* [What to do]: In the data below, locate each line with the word "InSeI" and list it.
:::
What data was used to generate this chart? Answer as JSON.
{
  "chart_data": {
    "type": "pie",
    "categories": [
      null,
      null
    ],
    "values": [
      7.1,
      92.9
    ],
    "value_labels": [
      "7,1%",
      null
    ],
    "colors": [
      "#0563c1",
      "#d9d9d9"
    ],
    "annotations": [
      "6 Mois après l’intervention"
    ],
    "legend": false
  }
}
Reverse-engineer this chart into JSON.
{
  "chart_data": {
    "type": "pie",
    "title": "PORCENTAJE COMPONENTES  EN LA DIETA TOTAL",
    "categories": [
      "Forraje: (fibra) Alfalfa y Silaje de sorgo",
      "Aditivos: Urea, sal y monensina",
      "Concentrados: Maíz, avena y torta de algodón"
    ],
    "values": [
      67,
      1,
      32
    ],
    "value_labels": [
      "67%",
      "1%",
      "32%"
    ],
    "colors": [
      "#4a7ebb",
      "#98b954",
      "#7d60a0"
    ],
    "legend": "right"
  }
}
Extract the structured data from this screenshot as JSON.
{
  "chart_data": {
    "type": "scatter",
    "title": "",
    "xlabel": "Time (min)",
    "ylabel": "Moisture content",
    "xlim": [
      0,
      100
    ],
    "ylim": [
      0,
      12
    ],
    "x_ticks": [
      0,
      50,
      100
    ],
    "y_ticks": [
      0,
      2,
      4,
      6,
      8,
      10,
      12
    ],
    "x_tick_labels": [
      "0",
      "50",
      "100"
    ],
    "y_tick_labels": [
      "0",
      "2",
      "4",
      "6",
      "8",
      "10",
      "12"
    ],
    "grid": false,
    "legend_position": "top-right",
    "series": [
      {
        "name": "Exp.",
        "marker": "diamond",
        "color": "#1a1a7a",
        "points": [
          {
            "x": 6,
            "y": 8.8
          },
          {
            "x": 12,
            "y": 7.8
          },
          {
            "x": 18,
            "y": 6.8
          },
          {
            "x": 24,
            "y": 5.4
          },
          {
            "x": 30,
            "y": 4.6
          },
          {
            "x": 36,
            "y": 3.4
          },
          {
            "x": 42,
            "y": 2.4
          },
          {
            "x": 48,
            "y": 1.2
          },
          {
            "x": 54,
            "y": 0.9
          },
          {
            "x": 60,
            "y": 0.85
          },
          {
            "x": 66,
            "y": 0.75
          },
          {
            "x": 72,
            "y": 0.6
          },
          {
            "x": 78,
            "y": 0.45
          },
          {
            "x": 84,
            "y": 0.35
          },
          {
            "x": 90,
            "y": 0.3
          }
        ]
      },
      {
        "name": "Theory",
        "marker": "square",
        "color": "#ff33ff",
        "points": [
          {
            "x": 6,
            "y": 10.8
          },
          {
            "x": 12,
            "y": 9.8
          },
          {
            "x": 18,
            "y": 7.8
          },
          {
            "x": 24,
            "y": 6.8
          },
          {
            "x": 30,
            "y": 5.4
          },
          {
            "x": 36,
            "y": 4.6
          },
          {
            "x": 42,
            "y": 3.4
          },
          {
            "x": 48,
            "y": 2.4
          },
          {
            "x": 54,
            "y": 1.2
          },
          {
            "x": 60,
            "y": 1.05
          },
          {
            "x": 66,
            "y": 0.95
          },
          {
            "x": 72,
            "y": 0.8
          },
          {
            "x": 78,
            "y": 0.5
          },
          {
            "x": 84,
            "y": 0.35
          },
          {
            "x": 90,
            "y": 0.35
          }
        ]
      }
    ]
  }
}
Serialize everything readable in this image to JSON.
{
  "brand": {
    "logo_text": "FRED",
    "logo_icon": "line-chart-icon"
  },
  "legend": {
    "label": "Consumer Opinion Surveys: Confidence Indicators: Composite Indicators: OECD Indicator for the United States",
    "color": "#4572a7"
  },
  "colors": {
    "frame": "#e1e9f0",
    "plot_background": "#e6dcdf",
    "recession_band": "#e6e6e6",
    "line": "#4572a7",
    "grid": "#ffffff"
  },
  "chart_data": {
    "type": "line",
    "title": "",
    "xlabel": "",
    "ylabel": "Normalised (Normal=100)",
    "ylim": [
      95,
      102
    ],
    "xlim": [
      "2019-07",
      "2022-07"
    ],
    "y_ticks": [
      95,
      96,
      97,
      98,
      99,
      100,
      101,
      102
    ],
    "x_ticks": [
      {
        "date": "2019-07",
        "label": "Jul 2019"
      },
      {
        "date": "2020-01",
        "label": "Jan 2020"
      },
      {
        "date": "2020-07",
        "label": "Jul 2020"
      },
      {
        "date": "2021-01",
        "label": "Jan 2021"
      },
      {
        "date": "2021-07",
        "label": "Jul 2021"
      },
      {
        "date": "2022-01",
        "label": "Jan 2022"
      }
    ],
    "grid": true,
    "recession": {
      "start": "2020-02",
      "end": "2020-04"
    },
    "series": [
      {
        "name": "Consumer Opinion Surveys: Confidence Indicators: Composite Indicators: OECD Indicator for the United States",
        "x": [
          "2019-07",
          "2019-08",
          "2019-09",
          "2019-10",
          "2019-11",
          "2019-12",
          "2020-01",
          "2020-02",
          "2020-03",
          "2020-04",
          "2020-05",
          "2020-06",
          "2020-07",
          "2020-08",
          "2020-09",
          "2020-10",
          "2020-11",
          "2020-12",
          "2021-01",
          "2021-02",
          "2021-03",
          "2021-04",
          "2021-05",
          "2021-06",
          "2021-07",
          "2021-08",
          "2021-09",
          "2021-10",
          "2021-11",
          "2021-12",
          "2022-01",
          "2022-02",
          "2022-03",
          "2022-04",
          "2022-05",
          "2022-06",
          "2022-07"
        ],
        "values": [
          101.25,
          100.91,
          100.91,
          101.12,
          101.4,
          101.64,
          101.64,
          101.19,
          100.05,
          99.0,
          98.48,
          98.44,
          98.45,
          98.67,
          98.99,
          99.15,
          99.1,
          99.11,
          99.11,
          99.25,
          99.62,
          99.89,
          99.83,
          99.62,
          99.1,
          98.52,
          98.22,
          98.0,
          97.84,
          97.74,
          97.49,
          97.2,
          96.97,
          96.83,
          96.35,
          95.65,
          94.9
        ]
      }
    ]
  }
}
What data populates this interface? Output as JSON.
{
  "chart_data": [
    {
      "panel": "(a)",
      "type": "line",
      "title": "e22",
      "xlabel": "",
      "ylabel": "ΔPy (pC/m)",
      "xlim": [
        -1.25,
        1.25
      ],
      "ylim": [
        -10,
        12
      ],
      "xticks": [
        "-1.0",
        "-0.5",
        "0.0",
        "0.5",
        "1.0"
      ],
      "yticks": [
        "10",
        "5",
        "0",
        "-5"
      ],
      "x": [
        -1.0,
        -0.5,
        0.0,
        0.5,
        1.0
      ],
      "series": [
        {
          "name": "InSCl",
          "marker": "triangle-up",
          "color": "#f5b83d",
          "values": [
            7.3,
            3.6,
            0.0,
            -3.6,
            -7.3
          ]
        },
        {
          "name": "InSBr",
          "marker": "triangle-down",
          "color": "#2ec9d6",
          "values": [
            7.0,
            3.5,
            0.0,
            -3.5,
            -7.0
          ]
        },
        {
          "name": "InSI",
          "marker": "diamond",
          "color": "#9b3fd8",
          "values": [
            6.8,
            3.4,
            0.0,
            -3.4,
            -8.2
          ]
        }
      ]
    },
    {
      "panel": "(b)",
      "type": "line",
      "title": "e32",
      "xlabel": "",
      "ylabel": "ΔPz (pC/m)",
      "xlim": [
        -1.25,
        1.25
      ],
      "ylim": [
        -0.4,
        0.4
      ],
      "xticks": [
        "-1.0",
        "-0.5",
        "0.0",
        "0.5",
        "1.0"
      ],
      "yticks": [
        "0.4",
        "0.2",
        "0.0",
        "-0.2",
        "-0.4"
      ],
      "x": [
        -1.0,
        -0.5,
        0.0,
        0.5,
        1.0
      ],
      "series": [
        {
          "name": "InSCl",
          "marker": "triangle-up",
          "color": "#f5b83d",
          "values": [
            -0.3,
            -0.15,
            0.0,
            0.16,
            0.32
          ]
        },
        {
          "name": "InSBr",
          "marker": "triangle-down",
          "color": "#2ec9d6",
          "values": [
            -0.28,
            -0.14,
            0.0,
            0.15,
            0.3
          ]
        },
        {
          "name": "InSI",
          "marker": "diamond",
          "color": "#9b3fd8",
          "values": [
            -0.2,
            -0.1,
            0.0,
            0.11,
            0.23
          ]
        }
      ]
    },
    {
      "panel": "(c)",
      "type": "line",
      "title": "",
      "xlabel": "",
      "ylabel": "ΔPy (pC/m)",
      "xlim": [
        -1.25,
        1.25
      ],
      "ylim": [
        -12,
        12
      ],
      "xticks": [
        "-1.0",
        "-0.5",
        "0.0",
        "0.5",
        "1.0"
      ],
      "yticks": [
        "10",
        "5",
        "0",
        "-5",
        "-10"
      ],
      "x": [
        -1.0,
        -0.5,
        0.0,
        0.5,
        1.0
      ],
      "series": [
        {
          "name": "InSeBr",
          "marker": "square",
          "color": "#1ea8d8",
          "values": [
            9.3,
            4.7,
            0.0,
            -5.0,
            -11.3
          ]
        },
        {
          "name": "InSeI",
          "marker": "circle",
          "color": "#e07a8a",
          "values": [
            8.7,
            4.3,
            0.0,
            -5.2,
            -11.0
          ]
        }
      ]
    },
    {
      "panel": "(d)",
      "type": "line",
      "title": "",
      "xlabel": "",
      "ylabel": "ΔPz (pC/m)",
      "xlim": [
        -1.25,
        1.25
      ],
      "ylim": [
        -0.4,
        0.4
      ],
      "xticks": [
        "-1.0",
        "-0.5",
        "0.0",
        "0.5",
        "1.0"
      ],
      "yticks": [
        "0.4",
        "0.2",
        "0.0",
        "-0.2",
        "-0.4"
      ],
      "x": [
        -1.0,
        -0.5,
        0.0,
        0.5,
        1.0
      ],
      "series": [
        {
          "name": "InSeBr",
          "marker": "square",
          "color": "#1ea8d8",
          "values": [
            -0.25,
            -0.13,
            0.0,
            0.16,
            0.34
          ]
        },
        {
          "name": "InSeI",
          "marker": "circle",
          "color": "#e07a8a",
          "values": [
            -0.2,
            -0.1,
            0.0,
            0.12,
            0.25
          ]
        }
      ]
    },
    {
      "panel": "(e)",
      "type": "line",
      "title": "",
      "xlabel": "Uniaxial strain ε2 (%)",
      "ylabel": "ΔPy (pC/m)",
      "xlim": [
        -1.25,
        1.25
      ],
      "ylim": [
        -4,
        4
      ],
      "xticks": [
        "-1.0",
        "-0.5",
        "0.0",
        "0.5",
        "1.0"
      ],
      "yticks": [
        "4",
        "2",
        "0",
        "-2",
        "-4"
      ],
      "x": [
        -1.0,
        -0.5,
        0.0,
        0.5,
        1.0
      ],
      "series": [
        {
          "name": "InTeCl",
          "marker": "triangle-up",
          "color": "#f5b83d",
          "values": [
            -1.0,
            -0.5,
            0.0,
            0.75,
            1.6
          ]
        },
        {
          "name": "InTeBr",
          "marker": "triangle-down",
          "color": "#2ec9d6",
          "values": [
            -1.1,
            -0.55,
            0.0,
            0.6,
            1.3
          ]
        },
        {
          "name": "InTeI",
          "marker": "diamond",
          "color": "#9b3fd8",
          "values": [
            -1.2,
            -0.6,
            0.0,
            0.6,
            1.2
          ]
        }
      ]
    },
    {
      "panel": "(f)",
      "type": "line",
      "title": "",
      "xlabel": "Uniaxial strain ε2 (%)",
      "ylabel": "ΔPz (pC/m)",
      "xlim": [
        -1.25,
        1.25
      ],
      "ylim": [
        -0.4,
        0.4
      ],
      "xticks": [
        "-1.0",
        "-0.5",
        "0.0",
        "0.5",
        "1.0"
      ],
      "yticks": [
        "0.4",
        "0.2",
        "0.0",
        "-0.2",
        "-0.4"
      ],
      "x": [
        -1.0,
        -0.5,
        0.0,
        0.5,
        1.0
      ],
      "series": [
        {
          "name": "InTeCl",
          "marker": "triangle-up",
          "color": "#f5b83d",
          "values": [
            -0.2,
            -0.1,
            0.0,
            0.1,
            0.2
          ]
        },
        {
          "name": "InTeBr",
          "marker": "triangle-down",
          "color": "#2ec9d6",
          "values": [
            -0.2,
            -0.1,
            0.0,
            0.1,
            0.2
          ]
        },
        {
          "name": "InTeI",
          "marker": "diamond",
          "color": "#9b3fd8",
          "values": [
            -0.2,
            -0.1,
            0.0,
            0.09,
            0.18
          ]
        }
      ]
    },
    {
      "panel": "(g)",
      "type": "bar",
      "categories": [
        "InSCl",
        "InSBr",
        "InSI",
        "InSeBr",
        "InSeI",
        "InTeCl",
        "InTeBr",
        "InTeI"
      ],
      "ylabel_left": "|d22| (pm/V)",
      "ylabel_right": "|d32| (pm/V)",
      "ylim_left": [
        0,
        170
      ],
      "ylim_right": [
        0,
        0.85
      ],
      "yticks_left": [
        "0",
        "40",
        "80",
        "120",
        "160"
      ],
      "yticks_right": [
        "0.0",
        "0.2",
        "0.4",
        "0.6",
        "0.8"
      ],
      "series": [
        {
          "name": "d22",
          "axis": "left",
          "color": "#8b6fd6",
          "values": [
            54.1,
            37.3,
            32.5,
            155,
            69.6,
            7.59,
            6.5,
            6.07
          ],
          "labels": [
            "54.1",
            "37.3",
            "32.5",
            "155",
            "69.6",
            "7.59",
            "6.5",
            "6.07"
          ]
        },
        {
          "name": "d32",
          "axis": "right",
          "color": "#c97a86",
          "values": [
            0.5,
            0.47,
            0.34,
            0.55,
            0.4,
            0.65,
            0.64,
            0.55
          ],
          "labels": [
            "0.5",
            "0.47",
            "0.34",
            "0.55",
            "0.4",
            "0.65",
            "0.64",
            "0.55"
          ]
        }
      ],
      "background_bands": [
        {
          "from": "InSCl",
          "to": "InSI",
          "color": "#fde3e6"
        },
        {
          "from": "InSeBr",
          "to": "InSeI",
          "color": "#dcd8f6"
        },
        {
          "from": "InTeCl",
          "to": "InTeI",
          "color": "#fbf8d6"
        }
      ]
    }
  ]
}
:::
* [Final answer]:
          "name": "InSeI",
          "name": "InSeI",
        "InSeI",
          "to": "InSeI",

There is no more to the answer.